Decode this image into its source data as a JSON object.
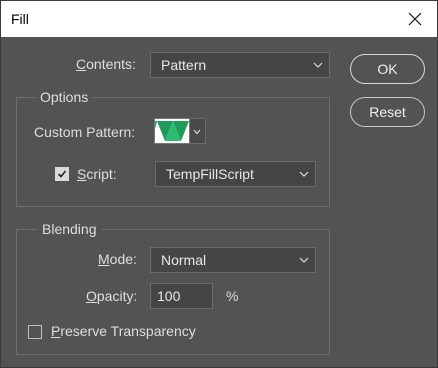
{
  "window": {
    "title": "Fill"
  },
  "contents": {
    "label_prefix": "",
    "label_mnemonic": "C",
    "label_rest": "ontents:",
    "value": "Pattern"
  },
  "buttons": {
    "ok": "OK",
    "reset": "Reset"
  },
  "options": {
    "title": "Options",
    "custom_pattern_label": "Custom Pattern:",
    "script": {
      "checked": true,
      "label_mnemonic": "S",
      "label_rest": "cript:",
      "value": "TempFillScript"
    }
  },
  "blending": {
    "title": "Blending",
    "mode": {
      "label_mnemonic": "M",
      "label_rest": "ode:",
      "value": "Normal"
    },
    "opacity": {
      "label_mnemonic": "O",
      "label_rest": "pacity:",
      "value": "100",
      "unit": "%"
    },
    "preserve_transparency": {
      "checked": false,
      "label_mnemonic": "P",
      "label_rest": "reserve Transparency"
    }
  },
  "colors": {
    "dialog_bg": "#535353",
    "pattern_green": "#1f9a5a"
  },
  "icons": {
    "close": "close-icon",
    "chevron": "chevron-down-icon",
    "check": "check-icon"
  }
}
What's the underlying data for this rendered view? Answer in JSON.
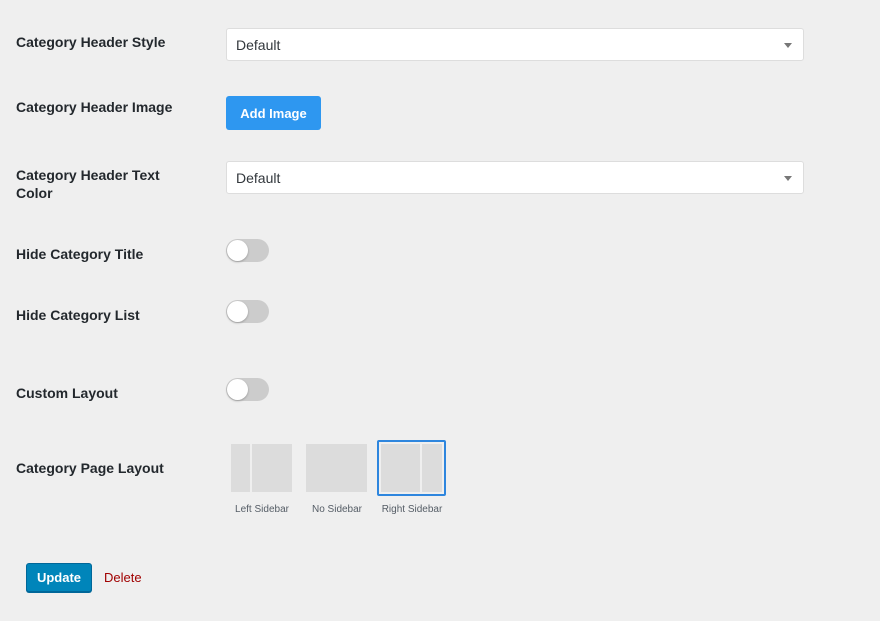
{
  "fields": {
    "header_style": {
      "label": "Category Header Style",
      "value": "Default"
    },
    "header_image": {
      "label": "Category Header Image",
      "button_label": "Add Image"
    },
    "header_text_color": {
      "label_line1": "Category Header Text",
      "label_line2": "Color",
      "value": "Default"
    },
    "hide_title": {
      "label": "Hide Category Title",
      "enabled": false
    },
    "hide_list": {
      "label": "Hide Category List",
      "enabled": false
    },
    "custom_layout": {
      "label": "Custom Layout",
      "enabled": false
    },
    "page_layout": {
      "label": "Category Page Layout",
      "options": [
        {
          "label": "Left Sidebar",
          "selected": false
        },
        {
          "label": "No Sidebar",
          "selected": false
        },
        {
          "label": "Right Sidebar",
          "selected": true
        }
      ]
    }
  },
  "actions": {
    "update_label": "Update",
    "delete_label": "Delete"
  },
  "colors": {
    "background": "#efefef",
    "primary_button": "#2e97f0",
    "update_button": "#0085ba",
    "delete_link": "#a00000",
    "selected_border": "#2e86de",
    "toggle_off": "#cccccc"
  }
}
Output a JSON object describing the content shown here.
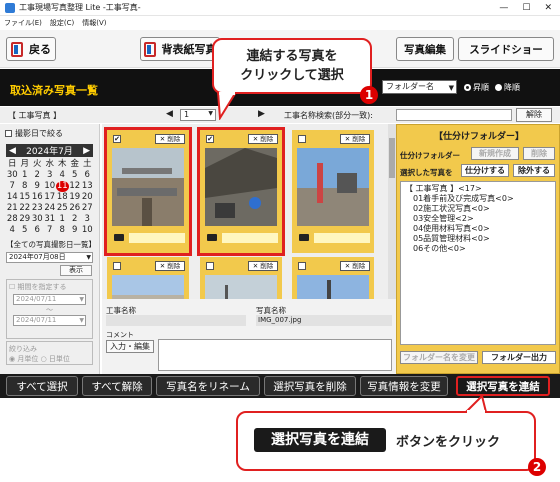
{
  "window": {
    "title": "工事現場写真整理 Lite -工事写真-",
    "minimize": "—",
    "maximize": "☐",
    "close": "✕"
  },
  "menu": [
    "ファイル(E)",
    "設定(C)",
    "情報(V)"
  ],
  "toolbar": {
    "back": "戻る",
    "cover": "背表紙写真",
    "edit": "写真編集",
    "slideshow": "スライドショー"
  },
  "header": {
    "title": "取込済み写真一覧",
    "folder_select": "フォルダー名",
    "sort_asc": "昇順",
    "sort_desc": "降順"
  },
  "subbar": {
    "label": "【 工事写真 】",
    "page": "1",
    "search_label": "工事名称検索(部分一致):",
    "search_value": "",
    "clear": "解除"
  },
  "left": {
    "date_filter": "撮影日で絞る",
    "cal_title": "2024年7月",
    "weekdays": [
      "日",
      "月",
      "火",
      "水",
      "木",
      "金",
      "土"
    ],
    "days": [
      "30",
      "1",
      "2",
      "3",
      "4",
      "5",
      "6",
      "7",
      "8",
      "9",
      "10",
      "11",
      "12",
      "13",
      "14",
      "15",
      "16",
      "17",
      "18",
      "19",
      "20",
      "21",
      "22",
      "23",
      "24",
      "25",
      "26",
      "27",
      "28",
      "29",
      "30",
      "31",
      "1",
      "2",
      "3",
      "4",
      "5",
      "6",
      "7",
      "8",
      "9",
      "10"
    ],
    "today_index": 11,
    "list_label": "【全ての写真撮影日一覧】",
    "list_value": "2024年07月08日",
    "show": "表示",
    "period_label": "期間を指定する",
    "period_from": "2024/07/11",
    "period_sep": "〜",
    "period_to": "2024/07/11",
    "narrow_label": "絞り込み",
    "unit_month": "月単位",
    "unit_day": "日単位"
  },
  "cards": [
    {
      "checked": "✔",
      "delete": "✕ 削除"
    },
    {
      "checked": "✔",
      "delete": "✕ 削除"
    },
    {
      "checked": "",
      "delete": "✕ 削除"
    },
    {
      "checked": "",
      "delete": "✕ 削除"
    },
    {
      "checked": "",
      "delete": "✕ 削除"
    },
    {
      "checked": "",
      "delete": "✕ 削除"
    }
  ],
  "info": {
    "construction_name_label": "工事名称",
    "photo_name_label": "写真名称",
    "photo_name": "IMG_007.jpg",
    "comment_label": "コメント",
    "input_edit": "入力・編集"
  },
  "right": {
    "title": "【仕分けフォルダー】",
    "sort_folder": "仕分けフォルダー",
    "new": "新規作成",
    "delete": "削除",
    "selected_label": "選択した写真を",
    "sort_btn": "仕分けする",
    "exclude_btn": "除外する",
    "tree": [
      "【 工事写真 】<17>",
      "01着手前及び完成写真<0>",
      "02施工状況写真<0>",
      "03安全管理<2>",
      "04使用材料写真<0>",
      "05品質管理材料<0>",
      "06その他<0>"
    ],
    "rename_btn": "フォルダー名を変更",
    "output_btn": "フォルダー出力"
  },
  "bottom": {
    "select_all": "すべて選択",
    "deselect_all": "すべて解除",
    "rename": "写真名をリネーム",
    "delete_selected": "選択写真を削除",
    "change_info": "写真情報を変更",
    "concat": "選択写真を連結"
  },
  "annotations": {
    "callout1_line1": "連結する写真を",
    "callout1_line2": "クリックして選択",
    "badge1": "1",
    "callout2_button": "選択写真を連結",
    "callout2_text": "ボタンをクリック",
    "badge2": "2"
  },
  "colors": {
    "accent_yellow": "#f2c94c",
    "highlight_red": "#e02020",
    "dark": "#111111"
  }
}
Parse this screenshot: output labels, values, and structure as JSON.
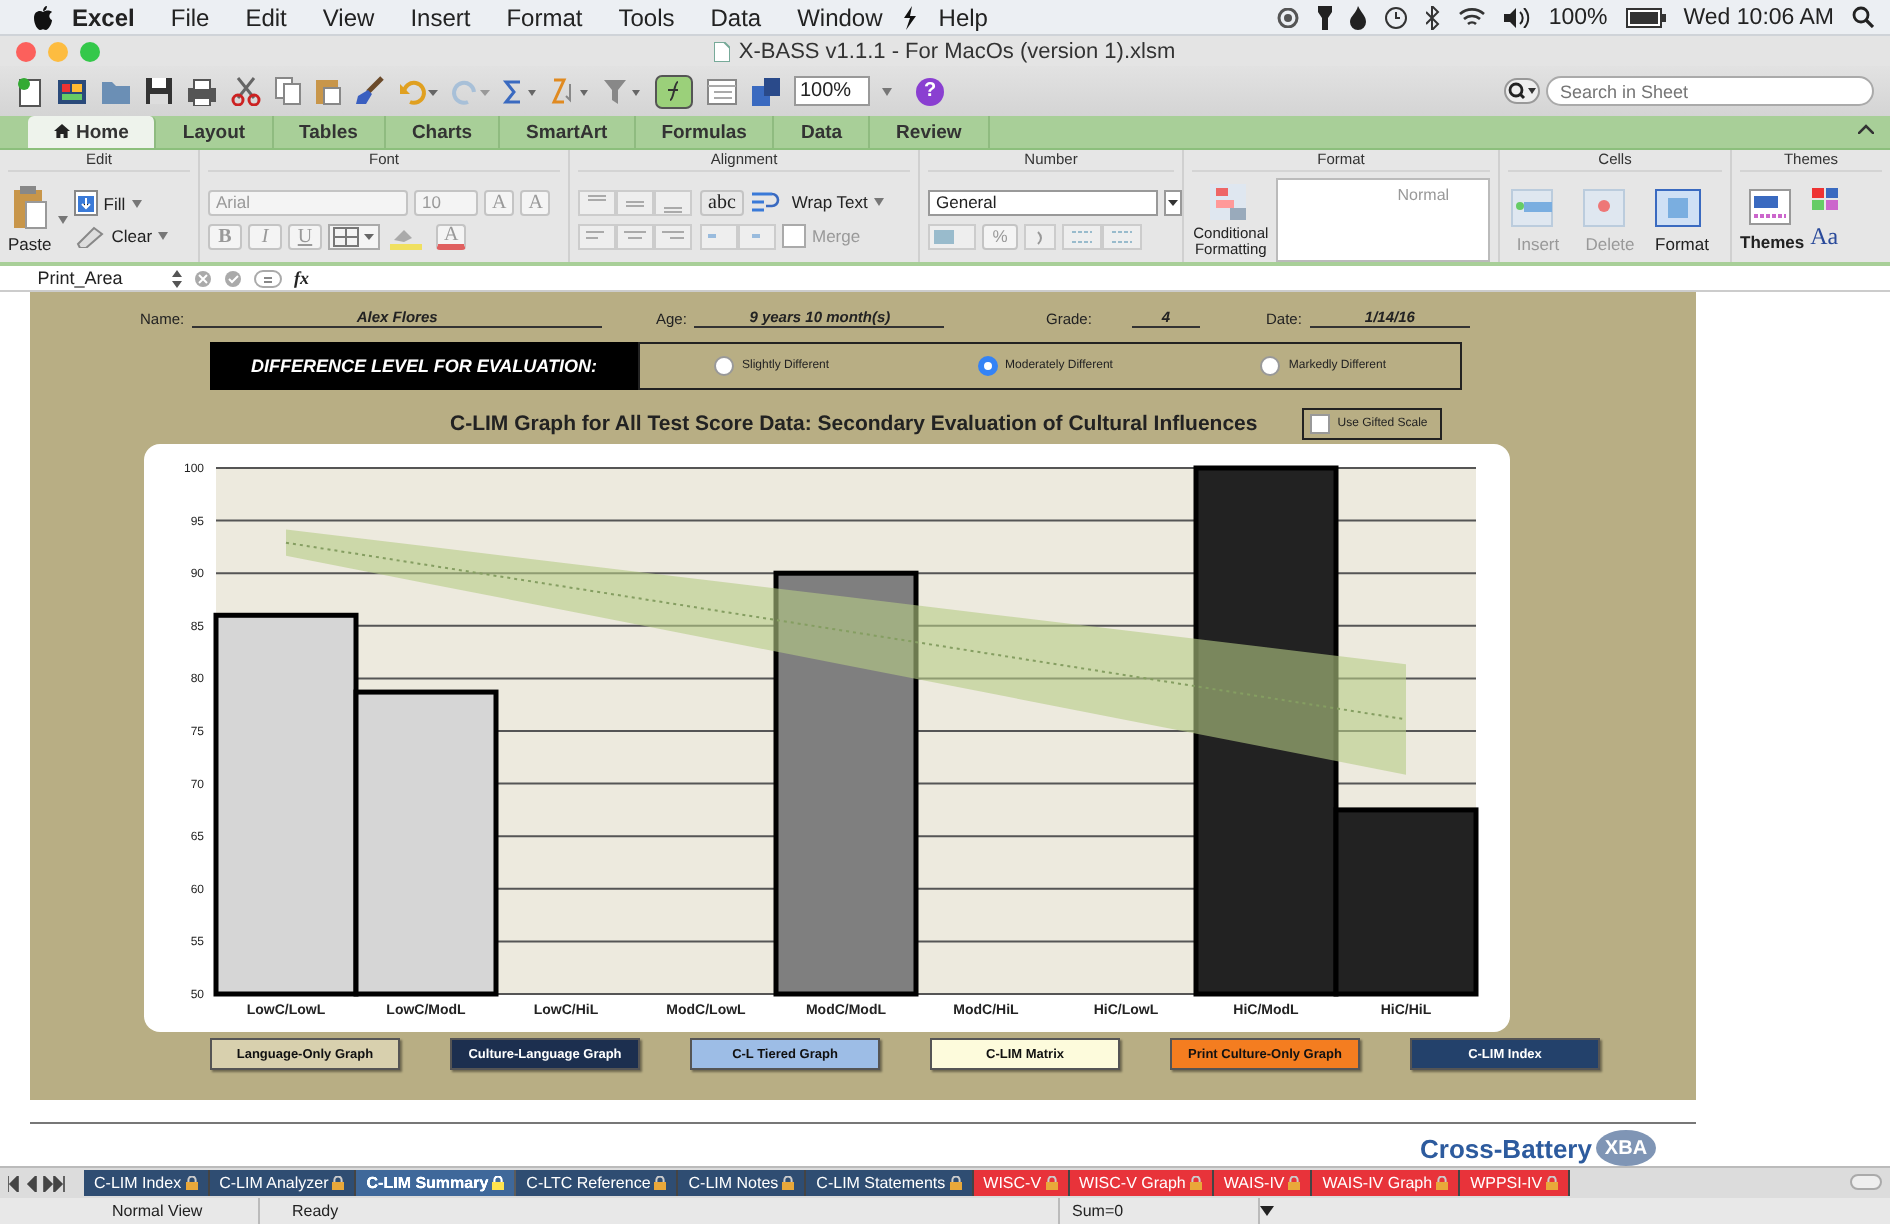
{
  "menu_bar": {
    "app": "Excel",
    "menus": [
      "File",
      "Edit",
      "View",
      "Insert",
      "Format",
      "Tools",
      "Data",
      "Window",
      "Help"
    ],
    "battery": "100%",
    "clock": "Wed 10:06 AM"
  },
  "window": {
    "title": "X-BASS v1.1.1 - For MacOs (version 1).xlsm"
  },
  "toolbar": {
    "zoom": "100%",
    "help": "?",
    "search": {
      "placeholder": "Search in Sheet"
    }
  },
  "ribbon": {
    "tabs": [
      {
        "label": "Home",
        "selected": true
      },
      {
        "label": "Layout",
        "selected": false
      },
      {
        "label": "Tables",
        "selected": false
      },
      {
        "label": "Charts",
        "selected": false
      },
      {
        "label": "SmartArt",
        "selected": false
      },
      {
        "label": "Formulas",
        "selected": false
      },
      {
        "label": "Data",
        "selected": false
      },
      {
        "label": "Review",
        "selected": false
      }
    ],
    "edit": {
      "title": "Edit",
      "paste": "Paste",
      "fill": "Fill",
      "clear": "Clear"
    },
    "font": {
      "title": "Font",
      "family": "Arial",
      "size": "10",
      "grow": "A",
      "shrink": "A",
      "bold": "B",
      "italic": "I",
      "underline": "U",
      "font_color_label": "A"
    },
    "alignment": {
      "title": "Alignment",
      "orientation": "abc",
      "wrap": "Wrap Text",
      "merge": "Merge"
    },
    "number": {
      "title": "Number",
      "format": "General",
      "percent": "%"
    },
    "format": {
      "title": "Format",
      "conditional": "Conditional Formatting",
      "style": "Normal"
    },
    "cells": {
      "title": "Cells",
      "insert": "Insert",
      "delete": "Delete",
      "format": "Format"
    },
    "themes": {
      "title": "Themes",
      "themes": "Themes",
      "fonts": "Aa"
    }
  },
  "formula_bar": {
    "name_box": "Print_Area",
    "fx": "fx"
  },
  "form": {
    "fields": [
      {
        "label": "Name:",
        "value": "Alex Flores"
      },
      {
        "label": "Age:",
        "value": "9 years 10 month(s)"
      },
      {
        "label": "Grade:",
        "value": "4"
      },
      {
        "label": "Date:",
        "value": "1/14/16"
      }
    ],
    "difference": {
      "label": "DIFFERENCE LEVEL FOR EVALUATION:",
      "options": [
        {
          "label": "Slightly Different",
          "selected": false
        },
        {
          "label": "Moderately Different",
          "selected": true
        },
        {
          "label": "Markedly Different",
          "selected": false
        }
      ]
    },
    "gifted": {
      "label": "Use Gifted Scale",
      "checked": false
    },
    "chart": {
      "chart_data": {
        "type": "bar",
        "title": "C-LIM Graph for All Test Score Data: Secondary Evaluation of Cultural Influences",
        "categories": [
          "LowC/LowL",
          "LowC/ModL",
          "LowC/HiL",
          "ModC/LowL",
          "ModC/ModL",
          "ModC/HiL",
          "HiC/LowL",
          "HiC/ModL",
          "HiC/HiL"
        ],
        "series": [
          {
            "color": "#d6d6d6",
            "values": [
              86,
              78.7,
              null,
              null,
              null,
              null,
              null,
              null,
              null
            ]
          },
          {
            "color": "#7f7f7f",
            "values": [
              null,
              null,
              null,
              null,
              90,
              null,
              null,
              null,
              null
            ]
          },
          {
            "color": "#222222",
            "values": [
              null,
              null,
              null,
              null,
              null,
              null,
              null,
              100,
              67.5
            ]
          },
          {
            "type": "line",
            "color": "#3c5a2c",
            "line_style": "dotted",
            "values": [
              92.9,
              90.8,
              88.7,
              86.6,
              84.5,
              82.4,
              80.3,
              78.2,
              76.1
            ]
          }
        ],
        "stacked": true,
        "grid": true,
        "ylim": [
          50,
          100
        ],
        "yticks": [
          50,
          55,
          60,
          65,
          70,
          75,
          80,
          85,
          90,
          95,
          100
        ]
      }
    },
    "buttons": [
      {
        "label": "Language-Only Graph",
        "color": "#d8d0ae"
      },
      {
        "label": "Culture-Language Graph",
        "color": "#1c2f4f"
      },
      {
        "label": "C-L Tiered Graph",
        "color": "#9dbde6"
      },
      {
        "label": "C-LIM Matrix",
        "color": "#fdfbdc"
      },
      {
        "label": "Print Culture-Only Graph",
        "color": "#f47d20"
      },
      {
        "label": "C-LIM Index",
        "color": "#23416b"
      }
    ]
  },
  "logo": {
    "text": "Cross-Battery",
    "badge": "XBA"
  },
  "sheet_tabs": [
    {
      "label": "C-LIM Index",
      "selected": false,
      "color": "#2f4d72"
    },
    {
      "label": "C-LIM Analyzer",
      "selected": false,
      "color": "#2f4d72"
    },
    {
      "label": "C-LIM Summary",
      "selected": true,
      "color": "#2f4d72"
    },
    {
      "label": "C-LTC Reference",
      "selected": false,
      "color": "#2f4d72"
    },
    {
      "label": "C-LIM Notes",
      "selected": false,
      "color": "#2f4d72"
    },
    {
      "label": "C-LIM Statements",
      "selected": false,
      "color": "#2f4d72"
    },
    {
      "label": "WISC-V",
      "selected": false,
      "color": "#e8333a"
    },
    {
      "label": "WISC-V Graph",
      "selected": false,
      "color": "#e8333a"
    },
    {
      "label": "WAIS-IV",
      "selected": false,
      "color": "#e8333a"
    },
    {
      "label": "WAIS-IV Graph",
      "selected": false,
      "color": "#e8333a"
    },
    {
      "label": "WPPSI-IV",
      "selected": false,
      "color": "#e8333a"
    }
  ],
  "status_bar": {
    "view": "Normal View",
    "mode": "Ready",
    "sum": "Sum=0"
  }
}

* * * * * * *

_SET PROBLEM_: Above is a listing; report how many of its lines include the word "工事写真", giving the number only.

_EXERCISE RESULT_: 3